┌─ Data provided

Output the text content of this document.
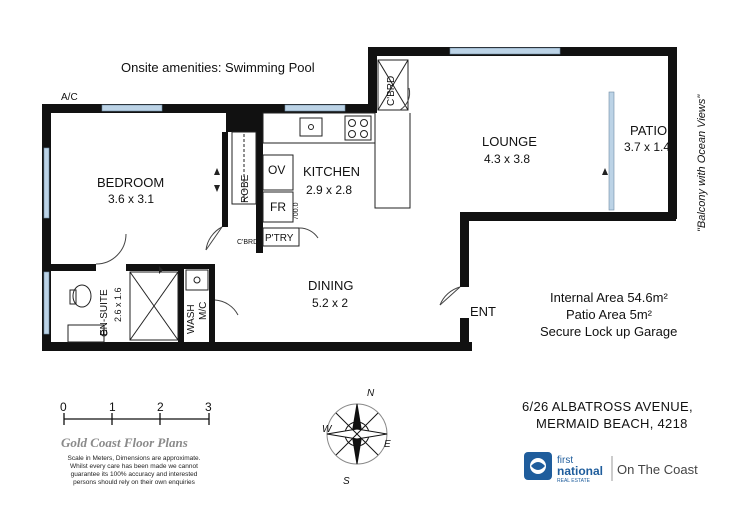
Onsite amenities: Swimming Pool
A/C
BEDROOM
3.6 x 3.1	ROBE
KITCHEN
2.9 x 2.8
OV
FR 700.0
P'TRY
C'BRD
C'BRD
LOUNGE
4.3 x 3.8
PATIO
3.7 x 1.4 "Balcony with Ocean Views"
DINING
5.2 x 2
EN-SUITE 2.6 x 1.6	WASH M/C	ENT
Internal Area 54.6m²
Patio Area 5m²
Secure Lock up Garage
0	1	2	3
N
E
S
W
6/26 ALBATROSS AVENUE,
MERMAID BEACH, 4218
Gold Coast Floor Plans
Scale in Meters, Dimensions are approximate.
Whilst every care has been made we cannot
guarantee its 100% accuracy and interested
persons should rely on their own enquiries
first
national
REAL ESTATE
On The Coast
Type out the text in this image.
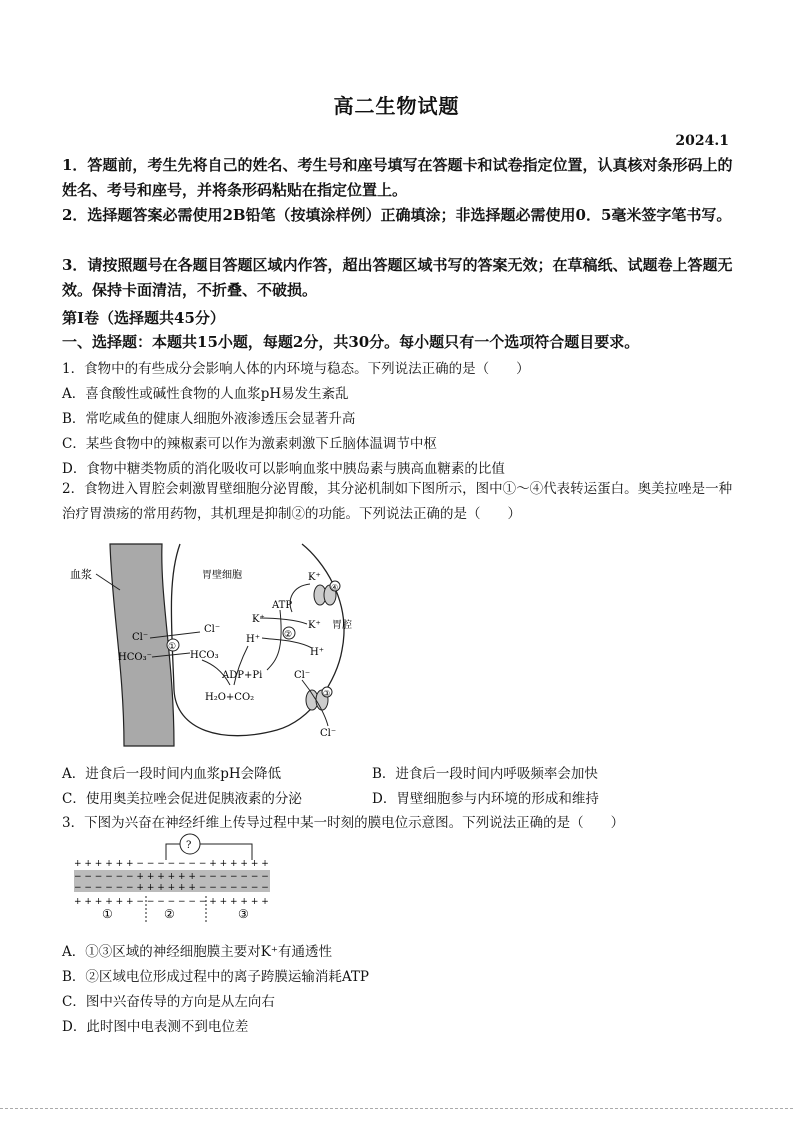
高二生物试题
2024.1
1．答题前，考生先将自己的姓名、考生号和座号填写在答题卡和试卷指定位置，认真核对条形码上的姓名、考号和座号，并将条形码粘贴在指定位置上。
2．选择题答案必需使用2B铅笔（按填涂样例）正确填涂；非选择题必需使用0．5毫米签字笔书写。
3．请按照题号在各题目答题区域内作答，超出答题区域书写的答案无效；在草稿纸、试题卷上答题无效。保持卡面清洁，不折叠、不破损。
第I卷（选择题共45分）
一、选择题：本题共15小题，每题2分，共30分。每小题只有一个选项符合题目要求。
1．食物中的有些成分会影响人体的内环境与稳态。下列说法正确的是（　　）
A．喜食酸性或碱性食物的人血浆pH易发生紊乱
B．常吃咸鱼的健康人细胞外液渗透压会显著升高
C．某些食物中的辣椒素可以作为激素刺激下丘脑体温调节中枢
D．食物中糖类物质的消化吸收可以影响血浆中胰岛素与胰高血糖素的比值
2．食物进入胃腔会刺激胃壁细胞分泌胃酸，其分泌机制如下图所示，图中①～④代表转运蛋白。奥美拉唑是一种治疗胃溃疡的常用药物，其机理是抑制②的功能。下列说法正确的是（　　）
血浆	胃壁细胞
胃腔
①
Cl⁻
HCO₃⁻
Cl⁻
HCO₃
②
ATP
K⁺
H⁺
K⁺
H⁺
ADP+Pi
H₂O+CO₂
④
K⁺
③
Cl⁻
Cl⁻
A．进食后一段时间内血浆pH会降低	B．进食后一段时间内呼吸频率会加快
C．使用奥美拉唑会促进促胰液素的分泌	D．胃壁细胞参与内环境的形成和维持
3．下图为兴奋在神经纤维上传导过程中某一时刻的膜电位示意图。下列说法正确的是（　　）
?
+ + + + + + − − − − − − − + + + + + +
− − − − − − + + + + + + − − − − − − −
− − − − − − + + + + + + − − − − − − −
+ + + + + + − − − − − − − + + + + + +
①	②	③
A．①③区域的神经细胞膜主要对K⁺有通透性
B．②区域电位形成过程中的离子跨膜运输消耗ATP
C．图中兴奋传导的方向是从左向右
D．此时图中电表测不到电位差
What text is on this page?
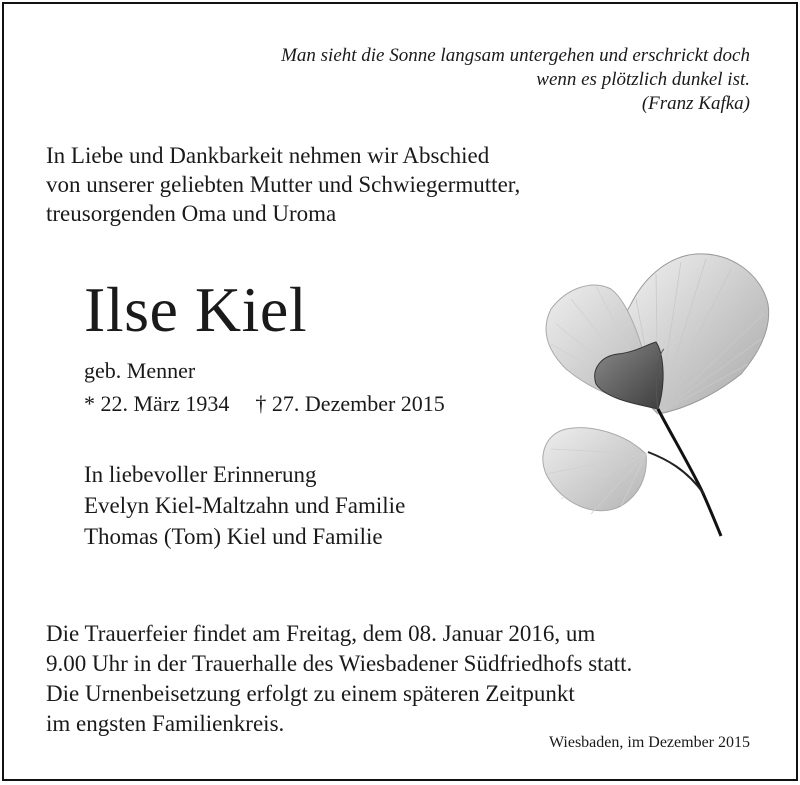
Man sieht die Sonne langsam untergehen und erschrickt doch
wenn es plötzlich dunkel ist.
(Franz Kafka)
In Liebe und Dankbarkeit nehmen wir Abschied
von unserer geliebten Mutter und Schwiegermutter,
treusorgenden Oma und Uroma
Ilse Kiel
geb. Menner
* 22. März 1934 † 27. Dezember 2015
In liebevoller Erinnerung
Evelyn Kiel-Maltzahn und Familie
Thomas (Tom) Kiel und Familie
Die Trauerfeier findet am Freitag, dem 08. Januar 2016, um
9.00 Uhr in der Trauerhalle des Wiesbadener Südfriedhofs statt.
Die Urnenbeisetzung erfolgt zu einem späteren Zeitpunkt
im engsten Familienkreis.
Wiesbaden, im Dezember 2015
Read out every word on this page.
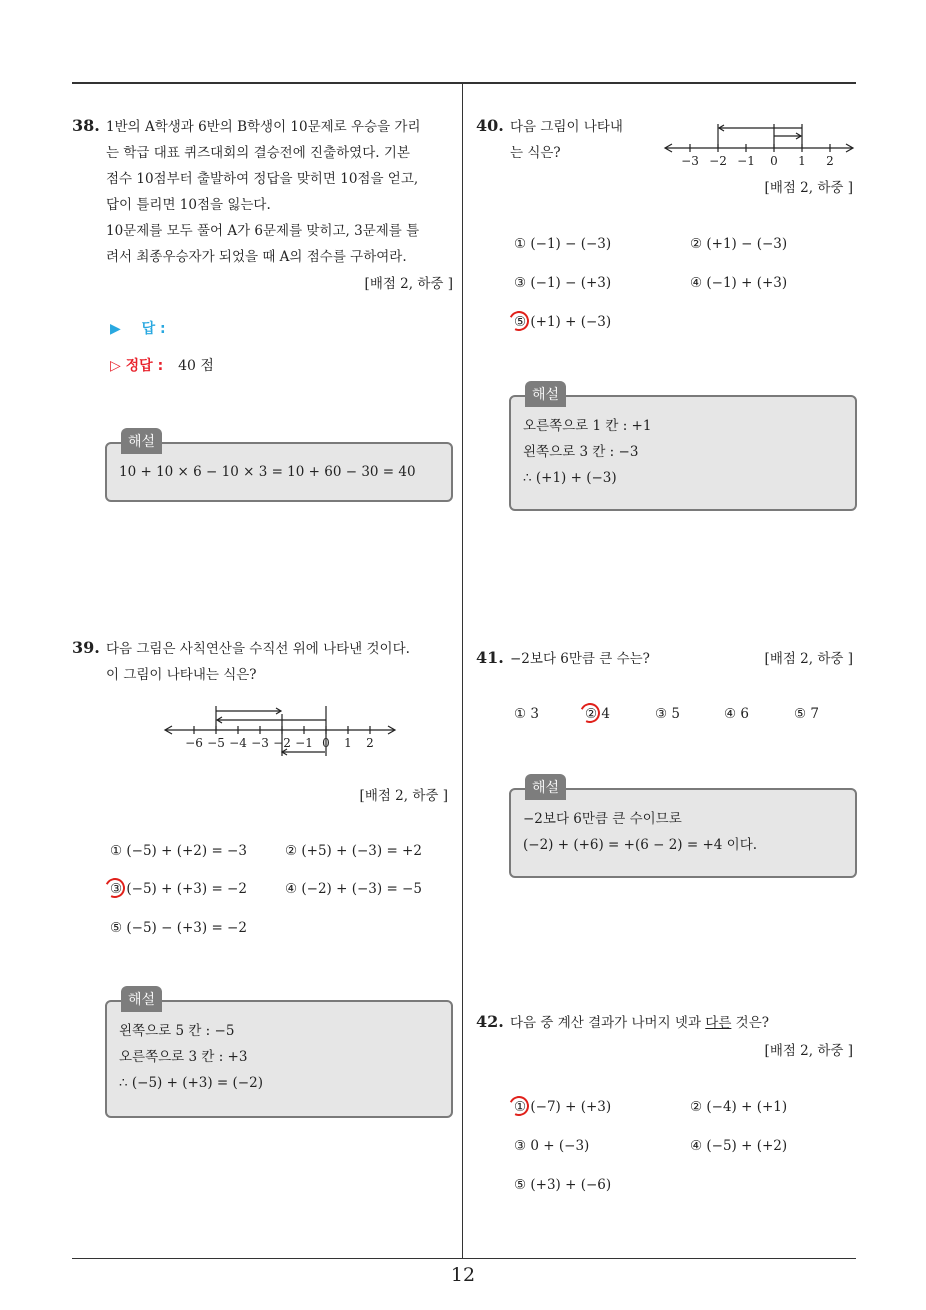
12
38. 1반의 A학생과 6반의 B학생이 10문제로 우승을 가리
는 학급 대표 퀴즈대회의 결승전에 진출하였다. 기본
점수 10점부터 출발하여 정답을 맞히면 10점을 얻고,
답이 틀리면 10점을 잃는다.
10문제를 모두 풀어 A가 6문제를 맞히고, 3문제를 틀
려서 최종우승자가 되었을 때 A의 점수를 구하여라.
[배점 2, 하중 ]
▶ 답 :
▷ 정답 : 40 점
해설
10 + 10 × 6 − 10 × 3 = 10 + 60 − 30 = 40
39. 다음 그림은 사칙연산을 수직선 위에 나타낸 것이다.
이 그림이 나타내는 식은?
−6 −5 −4 −3 −2 −1 0 1 2
[배점 2, 하중 ]
① (−5) + (+2) = −3	② (+5) + (−3) = +2
③ (−5) + (+3) = −2	④ (−2) + (−3) = −5
⑤ (−5) − (+3) = −2
해설
왼쪽으로 5 칸 : −5
오른쪽으로 3 칸 : +3
∴ (−5) + (+3) = (−2)
40. 다음 그림이 나타내
는 식은?	−3 −2 −1 0 1 2
[배점 2, 하중 ]
① (−1) − (−3)	② (+1) − (−3)
③ (−1) − (+3)	④ (−1) + (+3)
⑤ (+1) + (−3)
해설
오른쪽으로 1 칸 : +1
왼쪽으로 3 칸 : −3
∴ (+1) + (−3)
41. −2보다 6만큼 큰 수는?	[배점 2, 하중 ]
① 3	② 4	③ 5	④ 6	⑤ 7
해설
−2보다 6만큼 큰 수이므로
(−2) + (+6) = +(6 − 2) = +4 이다.
42. 다음 중 계산 결과가 나머지 넷과 다른 것은?
[배점 2, 하중 ]
① (−7) + (+3)	② (−4) + (+1)
③ 0 + (−3)	④ (−5) + (+2)
⑤ (+3) + (−6)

└─

- **Exercise details**
Where a line of the entries contains the word "Dezember", copy that line.

- **Correct output**
* 22. März 1934 † 27. Dezember 2015
Wiesbaden, im Dezember 2015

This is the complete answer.